Stored data entries

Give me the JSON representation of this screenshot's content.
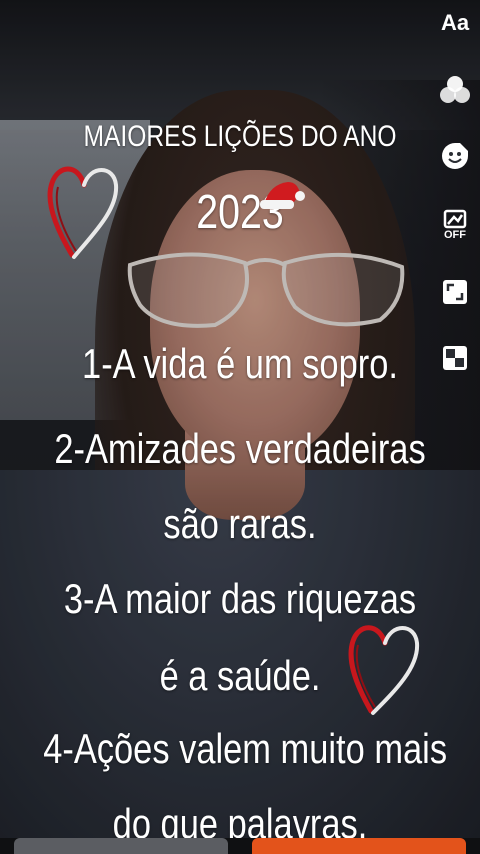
{
  "story": {
    "title": "MAIORES LIÇÕES DO ANO",
    "year": "2023",
    "lines": [
      "1-A vida é um sopro.",
      "2-Amizades verdadeiras",
      "são raras.",
      "3-A maior das riquezas",
      "é a saúde.",
      "4-Ações valem muito mais",
      "do que palavras."
    ]
  },
  "toolbar": {
    "text_label": "Aa",
    "filter_icon": "circles-icon",
    "sticker_icon": "emoji-icon",
    "effect_off_label": "OFF",
    "crop_icon": "crop-icon",
    "pattern_icon": "checker-icon"
  },
  "stickers": {
    "heart_icon": "heart-icon",
    "santa_hat_icon": "santa-hat-icon"
  },
  "colors": {
    "accent": "#e3531b",
    "heart_red": "#c8171d",
    "text": "#ffffff"
  }
}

• _EXERCISE TASK_: Where a line holds "icon", copy that line.

• _IN RESPONSE_:
    "filter_icon": "circles-icon",
    "sticker_icon": "emoji-icon",
    "crop_icon": "crop-icon",
    "pattern_icon": "checker-icon"
    "heart_icon": "heart-icon",
    "santa_hat_icon": "santa-hat-icon"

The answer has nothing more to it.